## [Task requirements]
Start to finish, reproduce the records below with nothing missing.

━━━ Extracted data

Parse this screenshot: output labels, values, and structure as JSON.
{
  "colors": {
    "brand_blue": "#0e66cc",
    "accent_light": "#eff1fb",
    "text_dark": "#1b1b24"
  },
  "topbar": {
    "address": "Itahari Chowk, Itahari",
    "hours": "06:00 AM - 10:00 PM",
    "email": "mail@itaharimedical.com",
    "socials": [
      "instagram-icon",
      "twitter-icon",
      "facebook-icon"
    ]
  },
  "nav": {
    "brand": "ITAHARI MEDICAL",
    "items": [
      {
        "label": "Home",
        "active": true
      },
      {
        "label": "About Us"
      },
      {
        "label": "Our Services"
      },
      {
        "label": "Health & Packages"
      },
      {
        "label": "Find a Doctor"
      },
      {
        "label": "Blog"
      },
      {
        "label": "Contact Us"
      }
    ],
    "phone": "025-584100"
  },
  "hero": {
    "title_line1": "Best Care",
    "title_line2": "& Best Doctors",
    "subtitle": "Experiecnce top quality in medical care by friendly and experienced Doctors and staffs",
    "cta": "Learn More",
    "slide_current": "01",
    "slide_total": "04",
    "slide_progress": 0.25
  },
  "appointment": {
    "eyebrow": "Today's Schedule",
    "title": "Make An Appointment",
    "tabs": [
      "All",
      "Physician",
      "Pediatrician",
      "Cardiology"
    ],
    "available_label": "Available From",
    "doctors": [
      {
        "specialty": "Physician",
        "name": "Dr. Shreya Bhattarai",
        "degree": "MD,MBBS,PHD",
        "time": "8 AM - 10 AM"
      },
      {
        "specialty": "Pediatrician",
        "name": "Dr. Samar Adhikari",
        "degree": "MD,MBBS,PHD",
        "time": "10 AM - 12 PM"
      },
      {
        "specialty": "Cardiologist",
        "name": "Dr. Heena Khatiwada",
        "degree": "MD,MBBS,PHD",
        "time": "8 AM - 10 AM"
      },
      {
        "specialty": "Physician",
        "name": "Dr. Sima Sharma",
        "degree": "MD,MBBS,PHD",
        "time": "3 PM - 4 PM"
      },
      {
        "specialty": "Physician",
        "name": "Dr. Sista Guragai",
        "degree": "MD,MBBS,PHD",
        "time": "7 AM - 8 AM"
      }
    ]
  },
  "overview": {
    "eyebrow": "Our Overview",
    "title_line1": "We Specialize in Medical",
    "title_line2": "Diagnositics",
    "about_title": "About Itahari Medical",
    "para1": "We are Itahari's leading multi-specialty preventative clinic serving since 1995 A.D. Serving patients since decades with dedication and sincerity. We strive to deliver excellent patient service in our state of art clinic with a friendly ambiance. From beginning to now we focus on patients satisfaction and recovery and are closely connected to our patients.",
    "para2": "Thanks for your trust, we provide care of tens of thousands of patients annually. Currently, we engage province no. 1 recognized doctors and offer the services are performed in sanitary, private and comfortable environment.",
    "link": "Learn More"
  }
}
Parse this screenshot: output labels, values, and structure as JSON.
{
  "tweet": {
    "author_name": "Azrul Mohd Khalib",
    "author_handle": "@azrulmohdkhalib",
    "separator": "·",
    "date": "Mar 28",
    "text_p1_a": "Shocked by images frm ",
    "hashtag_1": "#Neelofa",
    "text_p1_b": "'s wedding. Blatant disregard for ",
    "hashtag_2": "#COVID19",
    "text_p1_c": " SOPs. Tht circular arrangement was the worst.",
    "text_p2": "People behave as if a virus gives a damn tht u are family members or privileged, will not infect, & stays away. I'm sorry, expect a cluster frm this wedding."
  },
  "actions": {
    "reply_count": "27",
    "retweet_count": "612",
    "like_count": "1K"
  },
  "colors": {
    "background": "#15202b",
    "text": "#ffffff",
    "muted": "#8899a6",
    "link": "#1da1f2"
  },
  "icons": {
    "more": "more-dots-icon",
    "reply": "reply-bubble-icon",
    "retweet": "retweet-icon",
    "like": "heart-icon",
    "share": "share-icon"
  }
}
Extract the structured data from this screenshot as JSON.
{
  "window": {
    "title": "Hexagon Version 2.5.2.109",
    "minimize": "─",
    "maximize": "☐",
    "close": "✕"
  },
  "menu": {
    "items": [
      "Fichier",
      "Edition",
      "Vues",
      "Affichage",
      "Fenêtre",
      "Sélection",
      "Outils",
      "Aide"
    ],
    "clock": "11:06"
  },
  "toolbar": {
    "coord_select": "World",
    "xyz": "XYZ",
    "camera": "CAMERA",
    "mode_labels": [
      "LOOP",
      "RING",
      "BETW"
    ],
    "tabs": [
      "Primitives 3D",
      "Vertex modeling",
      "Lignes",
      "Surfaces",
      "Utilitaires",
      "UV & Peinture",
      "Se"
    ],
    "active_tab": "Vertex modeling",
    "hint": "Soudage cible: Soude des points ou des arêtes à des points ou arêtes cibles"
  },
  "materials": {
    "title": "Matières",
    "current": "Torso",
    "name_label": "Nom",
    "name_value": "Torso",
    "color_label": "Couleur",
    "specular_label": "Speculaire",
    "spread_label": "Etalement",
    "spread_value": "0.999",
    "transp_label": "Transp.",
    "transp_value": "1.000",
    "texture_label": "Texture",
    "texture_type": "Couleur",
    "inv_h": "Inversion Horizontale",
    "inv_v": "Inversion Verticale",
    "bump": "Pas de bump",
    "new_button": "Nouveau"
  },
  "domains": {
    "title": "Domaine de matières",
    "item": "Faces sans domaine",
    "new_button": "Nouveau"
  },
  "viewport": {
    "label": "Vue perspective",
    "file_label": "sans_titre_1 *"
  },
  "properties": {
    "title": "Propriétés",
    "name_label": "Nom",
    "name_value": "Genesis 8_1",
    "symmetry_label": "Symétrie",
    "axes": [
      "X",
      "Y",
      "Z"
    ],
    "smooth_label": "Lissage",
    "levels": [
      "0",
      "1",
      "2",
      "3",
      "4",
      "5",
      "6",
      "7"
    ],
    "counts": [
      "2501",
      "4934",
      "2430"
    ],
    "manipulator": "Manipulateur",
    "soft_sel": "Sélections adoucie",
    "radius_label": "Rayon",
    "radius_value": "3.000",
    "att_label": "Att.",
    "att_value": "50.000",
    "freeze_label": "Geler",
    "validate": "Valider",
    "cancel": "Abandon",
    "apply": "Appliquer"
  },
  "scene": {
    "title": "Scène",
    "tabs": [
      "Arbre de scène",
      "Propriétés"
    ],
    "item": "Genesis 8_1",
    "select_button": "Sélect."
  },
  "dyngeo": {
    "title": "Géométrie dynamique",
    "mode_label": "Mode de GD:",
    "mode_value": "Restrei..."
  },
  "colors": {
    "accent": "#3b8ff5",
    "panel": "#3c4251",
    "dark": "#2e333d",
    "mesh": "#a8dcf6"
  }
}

━━━━━━

## [Final answer]
Parse this screenshot: output labels, values, and structure as JSON.
{
  "colors": {
    "brand_blue": "#0e66cc",
    "accent_light": "#eff1fb",
    "text_dark": "#1b1b24"
  },
  "topbar": {
    "address": "Itahari Chowk, Itahari",
    "hours": "06:00 AM - 10:00 PM",
    "email": "mail@itaharimedical.com",
    "socials": [
      "instagram-icon",
      "twitter-icon",
      "facebook-icon"
    ]
  },
  "nav": {
    "brand": "ITAHARI MEDICAL",
    "items": [
      {
        "label": "Home",
        "active": true
      },
      {
        "label": "About Us"
      },
      {
        "label": "Our Services"
      },
      {
        "label": "Health & Packages"
      },
      {
        "label": "Find a Doctor"
      },
      {
        "label": "Blog"
      },
      {
        "label": "Contact Us"
      }
    ],
    "phone": "025-584100"
  },
  "hero": {
    "title_line1": "Best Care",
    "title_line2": "& Best Doctors",
    "subtitle": "Experiecnce top quality in medical care by friendly and experienced Doctors and staffs",
    "cta": "Learn More",
    "slide_current": "01",
    "slide_total": "04",
    "slide_progress": 0.25
  },
  "appointment": {
    "eyebrow": "Today's Schedule",
    "title": "Make An Appointment",
    "tabs": [
      "All",
      "Physician",
      "Pediatrician",
      "Cardiology"
    ],
    "available_label": "Available From",
    "doctors": [
      {
        "specialty": "Physician",
        "name": "Dr. Shreya Bhattarai",
        "degree": "MD,MBBS,PHD",
        "time": "8 AM - 10 AM"
      },
      {
        "specialty": "Pediatrician",
        "name": "Dr. Samar Adhikari",
        "degree": "MD,MBBS,PHD",
        "time": "10 AM - 12 PM"
      },
      {
        "specialty": "Cardiologist",
        "name": "Dr. Heena Khatiwada",
        "degree": "MD,MBBS,PHD",
        "time": "8 AM - 10 AM"
      },
      {
        "specialty": "Physician",
        "name": "Dr. Sima Sharma",
        "degree": "MD,MBBS,PHD",
        "time": "3 PM - 4 PM"
      },
      {
        "specialty": "Physician",
        "name": "Dr. Sista Guragai",
        "degree": "MD,MBBS,PHD",
        "time": "7 AM - 8 AM"
      }
    ]
  },
  "overview": {
    "eyebrow": "Our Overview",
    "title_line1": "We Specialize in Medical",
    "title_line2": "Diagnositics",
    "about_title": "About Itahari Medical",
    "para1": "We are Itahari's leading multi-specialty preventative clinic serving since 1995 A.D. Serving patients since decades with dedication and sincerity. We strive to deliver excellent patient service in our state of art clinic with a friendly ambiance. From beginning to now we focus on patients satisfaction and recovery and are closely connected to our patients.",
    "para2": "Thanks for your trust, we provide care of tens of thousands of patients annually. Currently, we engage province no. 1 recognized doctors and offer the services are performed in sanitary, private and comfortable environment.",
    "link": "Learn More"
  }
}
Parse this screenshot: output labels, values, and structure as JSON.
{
  "tweet": {
    "author_name": "Azrul Mohd Khalib",
    "author_handle": "@azrulmohdkhalib",
    "separator": "·",
    "date": "Mar 28",
    "text_p1_a": "Shocked by images frm ",
    "hashtag_1": "#Neelofa",
    "text_p1_b": "'s wedding. Blatant disregard for ",
    "hashtag_2": "#COVID19",
    "text_p1_c": " SOPs. Tht circular arrangement was the worst.",
    "text_p2": "People behave as if a virus gives a damn tht u are family members or privileged, will not infect, & stays away. I'm sorry, expect a cluster frm this wedding."
  },
  "actions": {
    "reply_count": "27",
    "retweet_count": "612",
    "like_count": "1K"
  },
  "colors": {
    "background": "#15202b",
    "text": "#ffffff",
    "muted": "#8899a6",
    "link": "#1da1f2"
  },
  "icons": {
    "more": "more-dots-icon",
    "reply": "reply-bubble-icon",
    "retweet": "retweet-icon",
    "like": "heart-icon",
    "share": "share-icon"
  }
}
Extract the structured data from this screenshot as JSON.
{
  "window": {
    "title": "Hexagon Version 2.5.2.109",
    "minimize": "─",
    "maximize": "☐",
    "close": "✕"
  },
  "menu": {
    "items": [
      "Fichier",
      "Edition",
      "Vues",
      "Affichage",
      "Fenêtre",
      "Sélection",
      "Outils",
      "Aide"
    ],
    "clock": "11:06"
  },
  "toolbar": {
    "coord_select": "World",
    "xyz": "XYZ",
    "camera": "CAMERA",
    "mode_labels": [
      "LOOP",
      "RING",
      "BETW"
    ],
    "tabs": [
      "Primitives 3D",
      "Vertex modeling",
      "Lignes",
      "Surfaces",
      "Utilitaires",
      "UV & Peinture",
      "Se"
    ],
    "active_tab": "Vertex modeling",
    "hint": "Soudage cible: Soude des points ou des arêtes à des points ou arêtes cibles"
  },
  "materials": {
    "title": "Matières",
    "current": "Torso",
    "name_label": "Nom",
    "name_value": "Torso",
    "color_label": "Couleur",
    "specular_label": "Speculaire",
    "spread_label": "Etalement",
    "spread_value": "0.999",
    "transp_label": "Transp.",
    "transp_value": "1.000",
    "texture_label": "Texture",
    "texture_type": "Couleur",
    "inv_h": "Inversion Horizontale",
    "inv_v": "Inversion Verticale",
    "bump": "Pas de bump",
    "new_button": "Nouveau"
  },
  "domains": {
    "title": "Domaine de matières",
    "item": "Faces sans domaine",
    "new_button": "Nouveau"
  },
  "viewport": {
    "label": "Vue perspective",
    "file_label": "sans_titre_1 *"
  },
  "properties": {
    "title": "Propriétés",
    "name_label": "Nom",
    "name_value": "Genesis 8_1",
    "symmetry_label": "Symétrie",
    "axes": [
      "X",
      "Y",
      "Z"
    ],
    "smooth_label": "Lissage",
    "levels": [
      "0",
      "1",
      "2",
      "3",
      "4",
      "5",
      "6",
      "7"
    ],
    "counts": [
      "2501",
      "4934",
      "2430"
    ],
    "manipulator": "Manipulateur",
    "soft_sel": "Sélections adoucie",
    "radius_label": "Rayon",
    "radius_value": "3.000",
    "att_label": "Att.",
    "att_value": "50.000",
    "freeze_label": "Geler",
    "validate": "Valider",
    "cancel": "Abandon",
    "apply": "Appliquer"
  },
  "scene": {
    "title": "Scène",
    "tabs": [
      "Arbre de scène",
      "Propriétés"
    ],
    "item": "Genesis 8_1",
    "select_button": "Sélect."
  },
  "dyngeo": {
    "title": "Géométrie dynamique",
    "mode_label": "Mode de GD:",
    "mode_value": "Restrei..."
  },
  "colors": {
    "accent": "#3b8ff5",
    "panel": "#3c4251",
    "dark": "#2e333d",
    "mesh": "#a8dcf6"
  }
}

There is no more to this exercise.